§ REQUIREMENT
Reply with one number: the count of lines in the data that hold the string "essais".

(Collection entries)

────

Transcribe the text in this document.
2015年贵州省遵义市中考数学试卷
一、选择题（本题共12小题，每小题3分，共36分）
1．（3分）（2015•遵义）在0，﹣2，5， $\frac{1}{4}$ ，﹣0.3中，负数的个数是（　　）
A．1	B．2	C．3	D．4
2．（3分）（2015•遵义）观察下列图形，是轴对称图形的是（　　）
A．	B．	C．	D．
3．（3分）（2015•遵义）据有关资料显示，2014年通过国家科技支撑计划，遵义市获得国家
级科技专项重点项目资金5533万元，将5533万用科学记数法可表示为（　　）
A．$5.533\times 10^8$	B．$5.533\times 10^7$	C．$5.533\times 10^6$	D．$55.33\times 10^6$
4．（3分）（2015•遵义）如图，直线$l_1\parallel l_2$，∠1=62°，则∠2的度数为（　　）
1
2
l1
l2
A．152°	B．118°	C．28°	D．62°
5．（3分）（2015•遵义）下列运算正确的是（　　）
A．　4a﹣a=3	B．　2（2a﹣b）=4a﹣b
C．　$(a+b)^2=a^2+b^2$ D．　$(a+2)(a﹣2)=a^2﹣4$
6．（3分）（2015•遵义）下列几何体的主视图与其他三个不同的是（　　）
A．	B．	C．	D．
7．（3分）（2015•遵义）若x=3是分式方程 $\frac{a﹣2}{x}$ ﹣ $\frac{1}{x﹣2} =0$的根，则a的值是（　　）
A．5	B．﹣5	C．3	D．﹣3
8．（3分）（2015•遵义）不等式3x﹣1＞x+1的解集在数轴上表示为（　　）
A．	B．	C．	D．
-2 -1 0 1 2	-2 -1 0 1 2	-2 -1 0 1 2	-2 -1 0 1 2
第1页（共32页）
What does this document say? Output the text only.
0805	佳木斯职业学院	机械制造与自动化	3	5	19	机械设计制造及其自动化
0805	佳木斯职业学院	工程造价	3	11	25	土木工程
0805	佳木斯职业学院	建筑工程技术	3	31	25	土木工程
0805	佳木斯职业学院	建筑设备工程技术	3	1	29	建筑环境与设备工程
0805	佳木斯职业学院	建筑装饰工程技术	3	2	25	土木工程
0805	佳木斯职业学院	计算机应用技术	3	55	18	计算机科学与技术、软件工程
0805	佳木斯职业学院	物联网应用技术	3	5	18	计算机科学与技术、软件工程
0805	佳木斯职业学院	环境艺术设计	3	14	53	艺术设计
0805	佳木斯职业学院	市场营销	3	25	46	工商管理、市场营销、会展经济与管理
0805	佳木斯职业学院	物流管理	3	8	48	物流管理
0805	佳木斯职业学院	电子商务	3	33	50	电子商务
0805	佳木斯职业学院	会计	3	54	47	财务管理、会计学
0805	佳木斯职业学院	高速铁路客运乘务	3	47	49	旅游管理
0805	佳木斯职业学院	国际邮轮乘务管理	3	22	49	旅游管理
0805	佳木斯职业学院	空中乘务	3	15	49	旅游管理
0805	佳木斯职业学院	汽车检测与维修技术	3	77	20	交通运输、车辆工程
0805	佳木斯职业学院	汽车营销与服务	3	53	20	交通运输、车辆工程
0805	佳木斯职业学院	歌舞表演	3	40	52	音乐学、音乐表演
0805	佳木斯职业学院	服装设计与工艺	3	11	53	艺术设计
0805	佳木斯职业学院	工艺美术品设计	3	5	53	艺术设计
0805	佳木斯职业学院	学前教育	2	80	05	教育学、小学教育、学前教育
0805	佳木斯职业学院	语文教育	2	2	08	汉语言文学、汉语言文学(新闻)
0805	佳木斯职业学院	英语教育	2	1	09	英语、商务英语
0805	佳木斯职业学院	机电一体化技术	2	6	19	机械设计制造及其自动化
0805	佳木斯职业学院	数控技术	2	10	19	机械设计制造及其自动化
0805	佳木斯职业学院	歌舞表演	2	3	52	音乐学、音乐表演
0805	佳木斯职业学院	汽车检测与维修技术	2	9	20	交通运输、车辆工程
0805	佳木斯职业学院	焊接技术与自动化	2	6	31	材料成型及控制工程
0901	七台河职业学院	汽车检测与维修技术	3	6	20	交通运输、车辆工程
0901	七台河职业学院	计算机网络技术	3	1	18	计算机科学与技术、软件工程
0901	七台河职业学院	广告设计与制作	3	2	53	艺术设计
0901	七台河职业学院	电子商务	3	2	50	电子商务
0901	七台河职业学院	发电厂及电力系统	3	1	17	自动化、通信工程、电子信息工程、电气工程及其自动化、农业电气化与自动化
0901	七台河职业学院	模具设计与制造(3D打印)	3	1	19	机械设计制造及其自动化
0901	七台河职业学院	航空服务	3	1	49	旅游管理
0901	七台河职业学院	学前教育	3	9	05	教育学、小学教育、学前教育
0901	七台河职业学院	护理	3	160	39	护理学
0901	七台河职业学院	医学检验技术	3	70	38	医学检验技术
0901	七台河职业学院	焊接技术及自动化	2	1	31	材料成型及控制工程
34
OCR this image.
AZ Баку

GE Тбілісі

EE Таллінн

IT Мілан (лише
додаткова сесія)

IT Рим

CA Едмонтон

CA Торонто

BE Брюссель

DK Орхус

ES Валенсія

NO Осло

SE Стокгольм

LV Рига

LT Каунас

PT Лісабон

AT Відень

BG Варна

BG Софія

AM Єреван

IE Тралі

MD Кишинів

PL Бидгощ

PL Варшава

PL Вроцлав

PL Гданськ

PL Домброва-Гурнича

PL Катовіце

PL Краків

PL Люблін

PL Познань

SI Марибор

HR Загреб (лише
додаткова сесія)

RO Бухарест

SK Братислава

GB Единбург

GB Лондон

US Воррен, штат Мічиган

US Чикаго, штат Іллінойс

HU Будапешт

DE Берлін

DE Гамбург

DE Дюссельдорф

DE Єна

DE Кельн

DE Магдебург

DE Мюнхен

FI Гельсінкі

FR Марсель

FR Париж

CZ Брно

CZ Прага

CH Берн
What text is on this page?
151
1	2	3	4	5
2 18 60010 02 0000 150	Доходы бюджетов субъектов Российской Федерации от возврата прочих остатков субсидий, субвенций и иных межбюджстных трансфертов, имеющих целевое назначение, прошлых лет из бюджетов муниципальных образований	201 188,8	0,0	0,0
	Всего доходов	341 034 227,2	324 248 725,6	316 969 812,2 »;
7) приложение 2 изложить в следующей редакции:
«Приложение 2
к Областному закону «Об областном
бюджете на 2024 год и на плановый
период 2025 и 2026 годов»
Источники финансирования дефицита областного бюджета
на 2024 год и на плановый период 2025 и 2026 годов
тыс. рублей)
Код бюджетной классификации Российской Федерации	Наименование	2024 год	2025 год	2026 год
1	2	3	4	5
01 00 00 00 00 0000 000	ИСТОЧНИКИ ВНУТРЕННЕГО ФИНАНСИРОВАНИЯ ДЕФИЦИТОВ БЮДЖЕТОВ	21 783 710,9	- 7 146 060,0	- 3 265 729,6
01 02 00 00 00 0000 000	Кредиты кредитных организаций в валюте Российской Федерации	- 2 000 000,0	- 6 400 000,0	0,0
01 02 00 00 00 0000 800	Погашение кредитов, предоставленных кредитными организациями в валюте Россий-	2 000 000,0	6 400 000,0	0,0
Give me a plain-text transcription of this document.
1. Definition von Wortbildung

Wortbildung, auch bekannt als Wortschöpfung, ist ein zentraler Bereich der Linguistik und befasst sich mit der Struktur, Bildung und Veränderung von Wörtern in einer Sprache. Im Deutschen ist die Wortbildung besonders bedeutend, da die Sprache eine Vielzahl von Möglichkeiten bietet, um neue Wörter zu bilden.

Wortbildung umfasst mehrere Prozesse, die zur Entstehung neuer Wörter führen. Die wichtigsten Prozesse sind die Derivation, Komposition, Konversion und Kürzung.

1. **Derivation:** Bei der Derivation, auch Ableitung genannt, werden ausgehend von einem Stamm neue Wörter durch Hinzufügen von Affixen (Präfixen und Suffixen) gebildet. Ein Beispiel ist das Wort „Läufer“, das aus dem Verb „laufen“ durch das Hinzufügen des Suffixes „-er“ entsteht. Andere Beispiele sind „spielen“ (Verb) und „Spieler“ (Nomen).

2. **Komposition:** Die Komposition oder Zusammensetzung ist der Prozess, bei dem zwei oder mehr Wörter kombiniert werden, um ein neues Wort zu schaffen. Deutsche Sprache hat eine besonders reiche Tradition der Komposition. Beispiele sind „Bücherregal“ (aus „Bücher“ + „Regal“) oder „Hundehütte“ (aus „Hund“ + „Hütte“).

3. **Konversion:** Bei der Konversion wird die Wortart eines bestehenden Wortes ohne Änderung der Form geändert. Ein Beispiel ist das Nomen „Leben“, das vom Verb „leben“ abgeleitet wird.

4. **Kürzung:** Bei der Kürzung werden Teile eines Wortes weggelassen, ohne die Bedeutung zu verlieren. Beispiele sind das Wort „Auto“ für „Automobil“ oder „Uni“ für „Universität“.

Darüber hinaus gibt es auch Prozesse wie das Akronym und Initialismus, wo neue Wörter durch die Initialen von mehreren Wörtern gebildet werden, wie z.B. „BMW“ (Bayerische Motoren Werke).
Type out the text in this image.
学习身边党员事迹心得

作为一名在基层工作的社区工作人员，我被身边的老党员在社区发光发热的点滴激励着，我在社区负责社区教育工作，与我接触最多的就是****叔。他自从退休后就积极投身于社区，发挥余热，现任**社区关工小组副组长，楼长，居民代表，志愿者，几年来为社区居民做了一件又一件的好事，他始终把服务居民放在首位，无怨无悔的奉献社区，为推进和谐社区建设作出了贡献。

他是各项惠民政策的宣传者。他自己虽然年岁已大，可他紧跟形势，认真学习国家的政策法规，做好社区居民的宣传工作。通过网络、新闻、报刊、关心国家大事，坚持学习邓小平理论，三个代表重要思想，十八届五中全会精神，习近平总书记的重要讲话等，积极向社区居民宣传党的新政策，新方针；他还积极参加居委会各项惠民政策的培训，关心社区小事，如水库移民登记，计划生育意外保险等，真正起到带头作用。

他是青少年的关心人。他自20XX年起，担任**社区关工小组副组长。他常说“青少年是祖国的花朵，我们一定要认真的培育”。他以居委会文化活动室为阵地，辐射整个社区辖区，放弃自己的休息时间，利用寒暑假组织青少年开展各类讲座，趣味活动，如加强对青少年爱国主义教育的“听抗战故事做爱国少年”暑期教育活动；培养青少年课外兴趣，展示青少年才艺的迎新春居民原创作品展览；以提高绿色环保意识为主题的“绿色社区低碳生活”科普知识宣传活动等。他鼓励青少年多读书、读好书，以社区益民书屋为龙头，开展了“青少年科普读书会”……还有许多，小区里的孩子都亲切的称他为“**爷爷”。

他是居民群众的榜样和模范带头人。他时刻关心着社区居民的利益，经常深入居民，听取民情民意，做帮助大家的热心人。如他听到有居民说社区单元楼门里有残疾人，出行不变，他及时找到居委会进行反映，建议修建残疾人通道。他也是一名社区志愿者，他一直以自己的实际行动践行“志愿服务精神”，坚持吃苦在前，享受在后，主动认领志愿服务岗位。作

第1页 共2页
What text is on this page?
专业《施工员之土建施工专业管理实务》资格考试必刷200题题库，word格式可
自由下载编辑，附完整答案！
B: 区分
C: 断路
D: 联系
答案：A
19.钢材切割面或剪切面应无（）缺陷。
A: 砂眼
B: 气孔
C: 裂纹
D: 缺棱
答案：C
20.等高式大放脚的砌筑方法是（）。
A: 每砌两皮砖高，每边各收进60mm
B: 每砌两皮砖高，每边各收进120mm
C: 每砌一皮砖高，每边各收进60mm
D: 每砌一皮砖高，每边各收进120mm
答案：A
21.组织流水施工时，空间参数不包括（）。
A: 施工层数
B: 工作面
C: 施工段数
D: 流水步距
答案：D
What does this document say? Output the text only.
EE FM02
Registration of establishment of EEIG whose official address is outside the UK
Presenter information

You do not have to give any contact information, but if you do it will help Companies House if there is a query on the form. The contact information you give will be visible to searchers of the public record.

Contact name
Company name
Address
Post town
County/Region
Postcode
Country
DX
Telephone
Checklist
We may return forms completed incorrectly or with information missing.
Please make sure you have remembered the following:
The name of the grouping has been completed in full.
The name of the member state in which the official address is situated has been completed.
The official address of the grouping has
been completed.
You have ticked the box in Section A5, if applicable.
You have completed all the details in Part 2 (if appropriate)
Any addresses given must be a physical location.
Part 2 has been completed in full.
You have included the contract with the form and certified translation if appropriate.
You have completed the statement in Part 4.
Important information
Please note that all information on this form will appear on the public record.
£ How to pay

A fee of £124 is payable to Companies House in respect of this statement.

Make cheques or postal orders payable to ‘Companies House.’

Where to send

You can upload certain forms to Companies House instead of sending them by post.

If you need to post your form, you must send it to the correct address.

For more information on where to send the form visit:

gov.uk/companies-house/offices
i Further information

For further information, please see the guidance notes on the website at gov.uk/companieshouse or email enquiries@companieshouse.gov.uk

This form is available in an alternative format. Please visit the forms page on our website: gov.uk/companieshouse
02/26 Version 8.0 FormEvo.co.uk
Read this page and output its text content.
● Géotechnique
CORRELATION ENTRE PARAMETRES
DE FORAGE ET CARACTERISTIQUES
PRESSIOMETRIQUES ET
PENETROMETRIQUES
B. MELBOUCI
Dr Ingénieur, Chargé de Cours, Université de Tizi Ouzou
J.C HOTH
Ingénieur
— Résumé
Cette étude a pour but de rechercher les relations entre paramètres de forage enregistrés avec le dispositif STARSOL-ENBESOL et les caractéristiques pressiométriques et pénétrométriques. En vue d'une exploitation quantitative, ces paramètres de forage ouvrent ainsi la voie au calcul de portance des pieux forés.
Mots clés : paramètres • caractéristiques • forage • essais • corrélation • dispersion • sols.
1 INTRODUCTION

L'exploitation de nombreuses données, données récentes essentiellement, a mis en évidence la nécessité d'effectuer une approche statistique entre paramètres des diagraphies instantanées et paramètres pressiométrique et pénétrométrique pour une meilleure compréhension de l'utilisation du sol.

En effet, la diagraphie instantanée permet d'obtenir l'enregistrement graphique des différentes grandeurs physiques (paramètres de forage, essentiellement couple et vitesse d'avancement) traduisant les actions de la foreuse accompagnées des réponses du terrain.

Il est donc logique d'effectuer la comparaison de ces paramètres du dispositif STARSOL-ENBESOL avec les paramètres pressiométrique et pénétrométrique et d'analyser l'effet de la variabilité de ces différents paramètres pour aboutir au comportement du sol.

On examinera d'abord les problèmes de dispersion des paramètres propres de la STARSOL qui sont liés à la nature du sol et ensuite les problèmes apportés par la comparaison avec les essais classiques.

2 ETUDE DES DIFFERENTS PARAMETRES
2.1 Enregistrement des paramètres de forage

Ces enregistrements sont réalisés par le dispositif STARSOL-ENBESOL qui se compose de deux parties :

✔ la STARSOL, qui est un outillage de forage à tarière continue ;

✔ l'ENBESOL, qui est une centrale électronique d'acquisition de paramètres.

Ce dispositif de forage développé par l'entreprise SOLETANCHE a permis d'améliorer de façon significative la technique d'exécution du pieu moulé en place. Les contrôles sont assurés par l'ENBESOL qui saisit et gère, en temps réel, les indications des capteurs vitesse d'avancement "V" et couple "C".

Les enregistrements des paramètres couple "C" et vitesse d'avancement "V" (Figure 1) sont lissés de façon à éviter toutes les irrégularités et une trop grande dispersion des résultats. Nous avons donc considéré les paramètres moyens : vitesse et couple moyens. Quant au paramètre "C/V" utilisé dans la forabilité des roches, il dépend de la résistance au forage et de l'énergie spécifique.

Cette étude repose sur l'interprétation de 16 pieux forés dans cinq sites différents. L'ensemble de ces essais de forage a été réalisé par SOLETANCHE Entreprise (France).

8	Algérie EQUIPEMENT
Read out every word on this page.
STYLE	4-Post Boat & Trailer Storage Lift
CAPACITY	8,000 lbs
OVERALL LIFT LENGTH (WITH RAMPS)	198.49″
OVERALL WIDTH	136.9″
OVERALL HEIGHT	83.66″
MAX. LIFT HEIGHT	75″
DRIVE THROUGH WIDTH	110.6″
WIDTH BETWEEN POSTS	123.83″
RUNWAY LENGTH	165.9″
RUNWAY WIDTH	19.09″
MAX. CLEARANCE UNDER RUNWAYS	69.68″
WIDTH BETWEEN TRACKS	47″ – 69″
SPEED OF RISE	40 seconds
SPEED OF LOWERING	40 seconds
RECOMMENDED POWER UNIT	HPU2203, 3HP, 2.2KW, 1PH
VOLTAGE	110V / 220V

────

§ OUTPUT OF THE TASK
3